▶ Exercise aim
Please gather every line in the records below that contains the word "population", and copy each one in full.

[Annotated element listings]
+ + + + +
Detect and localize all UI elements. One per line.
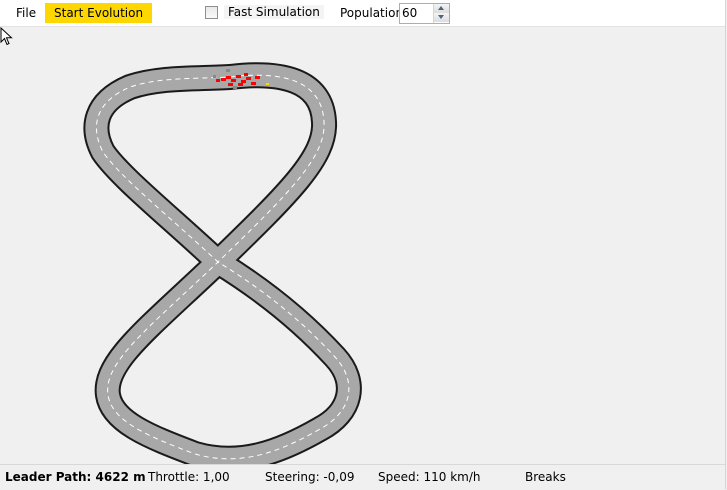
- leader-path-status: Leader Path: 4622 m: [5, 470, 146, 484]
- car: [241, 80, 246, 83]
- chevron-up-icon: [438, 6, 444, 10]
- car: [233, 86, 237, 89]
- menu-bar: File Start Evolution Fast Simulation Pop…: [0, 0, 725, 27]
- fast-simulation-checkbox[interactable]: [205, 6, 218, 19]
- car: [226, 76, 231, 79]
- menu-file[interactable]: File: [8, 3, 44, 23]
- car: [238, 83, 243, 86]
- start-evolution-button[interactable]: Start Evolution: [45, 3, 153, 23]
- app-window: File Start Evolution Fast Simulation Pop…: [0, 0, 726, 489]
- car: [236, 75, 241, 78]
- car: [216, 79, 220, 82]
- car: [231, 79, 236, 82]
- mouse-pointer-icon: [0, 27, 13, 46]
- simulation-canvas[interactable]: [0, 27, 725, 464]
- fast-simulation-label: Fast Simulation: [224, 5, 324, 19]
- steering-status: Steering: -0,09: [265, 470, 355, 484]
- population-input[interactable]: 60: [402, 6, 417, 20]
- car: [244, 73, 248, 76]
- throttle-status: Throttle: 1,00: [148, 470, 230, 484]
- car: [246, 77, 251, 80]
- car: [266, 83, 269, 85]
- car: [228, 83, 233, 86]
- status-bar: Leader Path: 4622 m Throttle: 1,00 Steer…: [0, 464, 725, 489]
- car: [251, 82, 256, 85]
- population-stepper[interactable]: 60: [399, 3, 450, 24]
- population-spin-buttons: [433, 4, 449, 23]
- car: [226, 69, 230, 72]
- population-decrement-button[interactable]: [434, 13, 449, 22]
- car: [255, 76, 260, 79]
- breaks-status: Breaks: [525, 470, 566, 484]
- car: [221, 78, 226, 81]
- car: [213, 75, 216, 78]
- chevron-down-icon: [438, 15, 444, 19]
- population-label: Population: [340, 6, 404, 20]
- speed-status: Speed: 110 km/h: [378, 470, 481, 484]
- track-drawing: [83, 62, 362, 464]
+ + + + +
▶ Task result
- population-input[interactable]: 60: [402, 6, 417, 20]
- population-stepper[interactable]: 60: [399, 3, 450, 24]
- population-spin-buttons: [433, 4, 449, 23]
- population-decrement-button[interactable]: [434, 13, 449, 22]
- population-label: Population: [340, 6, 404, 20]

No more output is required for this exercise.